▶ **Written exercise**:
Present the lines from the one with "Enumerate the UI" to the one with "row-date: 01 августа" as a numbered list, leaving out any blank lines.

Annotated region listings

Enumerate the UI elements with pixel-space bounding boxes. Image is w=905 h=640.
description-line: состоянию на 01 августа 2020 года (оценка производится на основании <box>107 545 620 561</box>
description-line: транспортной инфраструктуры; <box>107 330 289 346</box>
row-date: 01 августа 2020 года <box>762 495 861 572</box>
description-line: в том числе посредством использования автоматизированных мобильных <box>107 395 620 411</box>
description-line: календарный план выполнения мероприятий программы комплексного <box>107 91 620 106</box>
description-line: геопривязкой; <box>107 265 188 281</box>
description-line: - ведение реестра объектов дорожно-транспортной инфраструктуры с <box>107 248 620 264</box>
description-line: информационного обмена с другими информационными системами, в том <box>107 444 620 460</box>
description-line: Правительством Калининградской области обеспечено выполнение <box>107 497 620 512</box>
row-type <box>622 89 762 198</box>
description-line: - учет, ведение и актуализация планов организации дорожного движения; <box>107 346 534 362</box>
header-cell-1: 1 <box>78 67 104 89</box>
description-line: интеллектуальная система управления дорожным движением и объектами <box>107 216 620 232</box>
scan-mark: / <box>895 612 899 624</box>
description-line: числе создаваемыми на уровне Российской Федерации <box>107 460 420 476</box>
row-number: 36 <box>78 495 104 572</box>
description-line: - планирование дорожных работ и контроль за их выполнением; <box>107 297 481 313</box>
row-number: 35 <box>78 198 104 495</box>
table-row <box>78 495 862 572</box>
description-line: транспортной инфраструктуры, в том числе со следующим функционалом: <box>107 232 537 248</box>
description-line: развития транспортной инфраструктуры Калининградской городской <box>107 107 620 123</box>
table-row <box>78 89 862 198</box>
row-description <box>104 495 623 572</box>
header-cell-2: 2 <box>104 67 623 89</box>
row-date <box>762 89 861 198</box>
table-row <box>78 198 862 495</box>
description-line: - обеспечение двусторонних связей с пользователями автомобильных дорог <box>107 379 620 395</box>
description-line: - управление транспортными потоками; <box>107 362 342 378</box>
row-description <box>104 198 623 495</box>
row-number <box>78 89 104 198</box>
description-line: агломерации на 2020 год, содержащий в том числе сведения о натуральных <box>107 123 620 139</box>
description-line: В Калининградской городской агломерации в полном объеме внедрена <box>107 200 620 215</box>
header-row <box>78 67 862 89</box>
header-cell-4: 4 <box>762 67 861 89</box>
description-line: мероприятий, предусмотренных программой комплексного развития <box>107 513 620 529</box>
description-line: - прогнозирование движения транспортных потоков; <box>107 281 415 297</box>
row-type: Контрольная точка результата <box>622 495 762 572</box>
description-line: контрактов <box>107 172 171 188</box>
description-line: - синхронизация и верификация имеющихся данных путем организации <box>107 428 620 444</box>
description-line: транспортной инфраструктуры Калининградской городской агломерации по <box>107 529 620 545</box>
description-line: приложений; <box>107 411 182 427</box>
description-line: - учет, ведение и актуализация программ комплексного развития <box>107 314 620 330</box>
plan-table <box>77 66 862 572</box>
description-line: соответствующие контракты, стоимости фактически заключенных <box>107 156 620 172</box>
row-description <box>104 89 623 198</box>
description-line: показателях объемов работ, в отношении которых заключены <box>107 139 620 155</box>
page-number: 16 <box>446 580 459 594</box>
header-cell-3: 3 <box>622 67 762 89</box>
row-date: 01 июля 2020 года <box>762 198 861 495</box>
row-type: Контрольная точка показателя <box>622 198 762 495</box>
--
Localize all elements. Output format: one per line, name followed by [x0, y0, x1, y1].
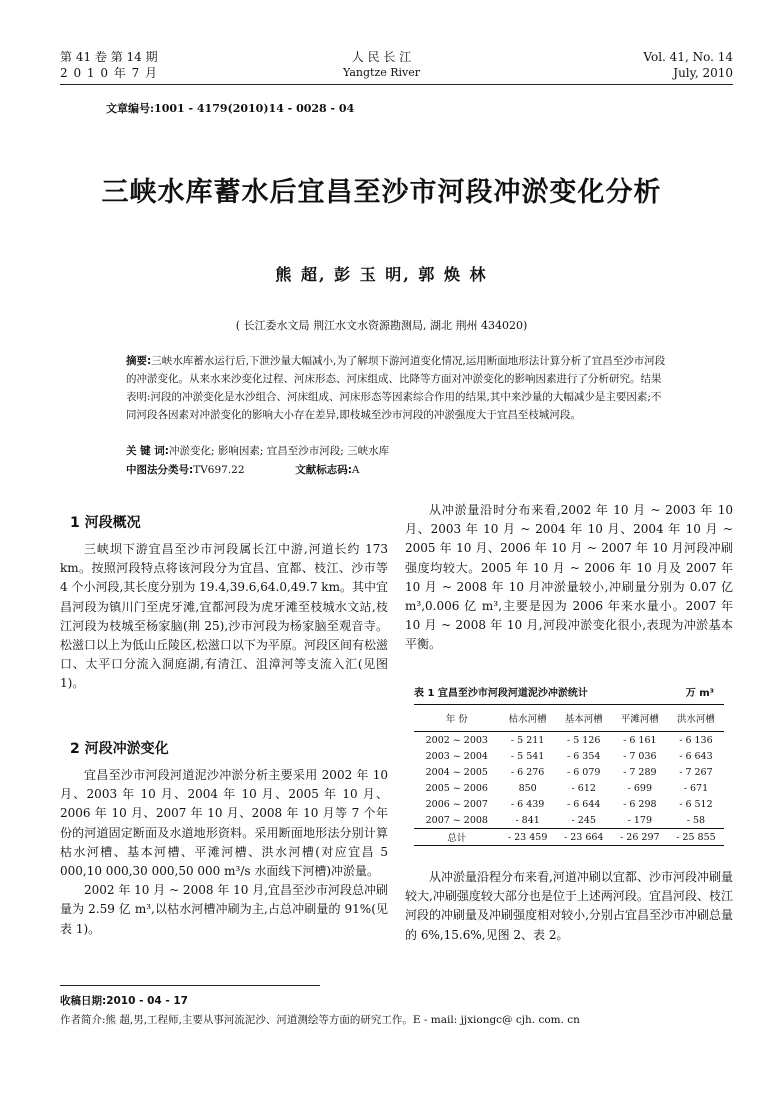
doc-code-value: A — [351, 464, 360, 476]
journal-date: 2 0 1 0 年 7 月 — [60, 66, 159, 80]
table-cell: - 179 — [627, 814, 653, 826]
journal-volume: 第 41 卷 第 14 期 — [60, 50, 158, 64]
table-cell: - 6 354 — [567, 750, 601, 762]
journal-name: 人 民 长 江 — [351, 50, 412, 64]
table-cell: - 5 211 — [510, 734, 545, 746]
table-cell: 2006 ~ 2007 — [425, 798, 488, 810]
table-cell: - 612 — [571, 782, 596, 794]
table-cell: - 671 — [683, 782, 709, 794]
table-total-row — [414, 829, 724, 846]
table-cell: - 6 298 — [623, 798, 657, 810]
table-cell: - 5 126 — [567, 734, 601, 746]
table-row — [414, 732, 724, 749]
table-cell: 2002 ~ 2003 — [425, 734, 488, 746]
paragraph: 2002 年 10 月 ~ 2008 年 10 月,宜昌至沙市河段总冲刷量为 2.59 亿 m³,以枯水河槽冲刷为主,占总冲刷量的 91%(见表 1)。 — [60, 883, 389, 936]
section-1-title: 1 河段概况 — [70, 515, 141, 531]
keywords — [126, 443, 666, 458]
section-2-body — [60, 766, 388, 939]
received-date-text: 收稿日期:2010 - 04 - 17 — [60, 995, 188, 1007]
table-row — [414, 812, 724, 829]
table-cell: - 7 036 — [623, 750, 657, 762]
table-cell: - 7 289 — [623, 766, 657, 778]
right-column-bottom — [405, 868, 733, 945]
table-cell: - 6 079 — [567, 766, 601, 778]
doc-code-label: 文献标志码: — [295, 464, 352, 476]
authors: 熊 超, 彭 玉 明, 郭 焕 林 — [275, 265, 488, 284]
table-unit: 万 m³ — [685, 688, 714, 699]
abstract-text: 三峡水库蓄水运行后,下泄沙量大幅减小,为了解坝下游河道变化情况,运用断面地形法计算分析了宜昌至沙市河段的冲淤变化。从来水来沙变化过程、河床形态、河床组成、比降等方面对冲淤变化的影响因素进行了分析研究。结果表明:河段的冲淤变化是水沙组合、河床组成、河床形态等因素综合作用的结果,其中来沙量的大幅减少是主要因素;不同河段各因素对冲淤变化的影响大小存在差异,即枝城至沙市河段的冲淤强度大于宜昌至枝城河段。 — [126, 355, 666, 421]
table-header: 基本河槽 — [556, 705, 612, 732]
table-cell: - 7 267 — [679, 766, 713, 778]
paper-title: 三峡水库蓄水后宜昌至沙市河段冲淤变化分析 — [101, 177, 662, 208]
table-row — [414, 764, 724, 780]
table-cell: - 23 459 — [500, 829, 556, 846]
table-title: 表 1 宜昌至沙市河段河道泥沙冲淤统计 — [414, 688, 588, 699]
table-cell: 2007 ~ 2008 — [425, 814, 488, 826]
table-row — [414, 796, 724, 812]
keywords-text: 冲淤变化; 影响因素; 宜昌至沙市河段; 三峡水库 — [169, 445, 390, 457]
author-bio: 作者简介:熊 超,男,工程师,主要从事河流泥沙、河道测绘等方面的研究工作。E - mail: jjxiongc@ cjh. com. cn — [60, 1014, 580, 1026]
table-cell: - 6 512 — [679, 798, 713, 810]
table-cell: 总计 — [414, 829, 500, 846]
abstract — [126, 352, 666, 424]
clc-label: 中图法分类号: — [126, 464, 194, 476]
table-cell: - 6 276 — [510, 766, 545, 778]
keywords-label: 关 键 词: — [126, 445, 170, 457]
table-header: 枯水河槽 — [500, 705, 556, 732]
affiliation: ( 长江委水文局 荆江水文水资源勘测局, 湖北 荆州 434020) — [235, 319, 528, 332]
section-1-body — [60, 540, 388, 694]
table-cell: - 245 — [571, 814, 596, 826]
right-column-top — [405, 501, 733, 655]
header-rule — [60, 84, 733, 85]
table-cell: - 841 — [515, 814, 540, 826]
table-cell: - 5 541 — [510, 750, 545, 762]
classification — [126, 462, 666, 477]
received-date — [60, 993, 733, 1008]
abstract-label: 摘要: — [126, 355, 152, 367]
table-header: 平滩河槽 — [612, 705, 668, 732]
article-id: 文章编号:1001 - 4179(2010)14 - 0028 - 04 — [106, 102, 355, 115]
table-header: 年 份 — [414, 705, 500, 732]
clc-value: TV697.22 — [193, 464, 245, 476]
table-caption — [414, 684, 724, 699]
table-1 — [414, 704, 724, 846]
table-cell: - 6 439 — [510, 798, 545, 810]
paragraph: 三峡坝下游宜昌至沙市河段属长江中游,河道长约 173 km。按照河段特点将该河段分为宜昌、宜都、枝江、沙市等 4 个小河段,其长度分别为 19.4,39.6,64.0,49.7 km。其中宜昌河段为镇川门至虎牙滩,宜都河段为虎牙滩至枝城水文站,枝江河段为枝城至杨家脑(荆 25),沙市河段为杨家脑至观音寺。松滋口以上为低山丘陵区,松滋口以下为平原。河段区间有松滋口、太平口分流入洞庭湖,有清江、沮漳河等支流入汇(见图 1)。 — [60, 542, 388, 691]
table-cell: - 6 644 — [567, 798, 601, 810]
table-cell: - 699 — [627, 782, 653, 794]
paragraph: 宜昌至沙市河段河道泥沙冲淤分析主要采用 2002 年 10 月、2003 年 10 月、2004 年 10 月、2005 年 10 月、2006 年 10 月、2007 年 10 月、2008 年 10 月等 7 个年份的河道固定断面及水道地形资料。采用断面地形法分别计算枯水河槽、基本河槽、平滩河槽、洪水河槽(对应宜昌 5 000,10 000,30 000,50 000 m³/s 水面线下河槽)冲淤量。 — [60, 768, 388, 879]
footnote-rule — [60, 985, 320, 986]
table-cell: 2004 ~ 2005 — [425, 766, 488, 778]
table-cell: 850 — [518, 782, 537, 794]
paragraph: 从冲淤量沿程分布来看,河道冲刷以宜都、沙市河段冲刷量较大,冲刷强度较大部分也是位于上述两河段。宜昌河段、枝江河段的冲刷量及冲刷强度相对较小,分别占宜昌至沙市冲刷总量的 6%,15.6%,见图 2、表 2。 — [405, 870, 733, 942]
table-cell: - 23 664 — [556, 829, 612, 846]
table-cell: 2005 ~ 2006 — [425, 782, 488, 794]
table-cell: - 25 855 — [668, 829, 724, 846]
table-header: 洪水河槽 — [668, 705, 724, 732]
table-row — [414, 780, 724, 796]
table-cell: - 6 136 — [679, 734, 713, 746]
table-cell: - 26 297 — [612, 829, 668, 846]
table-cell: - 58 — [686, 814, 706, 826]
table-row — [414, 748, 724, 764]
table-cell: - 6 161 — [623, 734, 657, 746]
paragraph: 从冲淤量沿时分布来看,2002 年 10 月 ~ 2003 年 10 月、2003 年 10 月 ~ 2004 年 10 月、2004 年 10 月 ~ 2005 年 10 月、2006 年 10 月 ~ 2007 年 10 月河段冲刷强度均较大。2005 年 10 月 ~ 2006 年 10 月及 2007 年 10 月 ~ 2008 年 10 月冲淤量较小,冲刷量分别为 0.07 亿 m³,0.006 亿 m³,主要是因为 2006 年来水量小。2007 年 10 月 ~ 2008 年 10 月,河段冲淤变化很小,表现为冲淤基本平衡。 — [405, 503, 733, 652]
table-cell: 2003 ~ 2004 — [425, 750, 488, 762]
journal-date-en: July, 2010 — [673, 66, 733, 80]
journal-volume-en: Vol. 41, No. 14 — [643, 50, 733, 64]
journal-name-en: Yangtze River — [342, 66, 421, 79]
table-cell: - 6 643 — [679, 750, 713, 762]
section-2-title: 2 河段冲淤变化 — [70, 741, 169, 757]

▶ **Solution for this exercise**:
1. Enumerate the UI elements with pixel-space bounding boxes. Image is w=905 h=640.
2. description-line: состоянию на 01 августа 2020 года (оценка производится на основании <box>107 545 620 561</box>
3. description-line: транспортной инфраструктуры; <box>107 330 289 346</box>
4. row-date: 01 августа 2020 года <box>762 495 861 572</box>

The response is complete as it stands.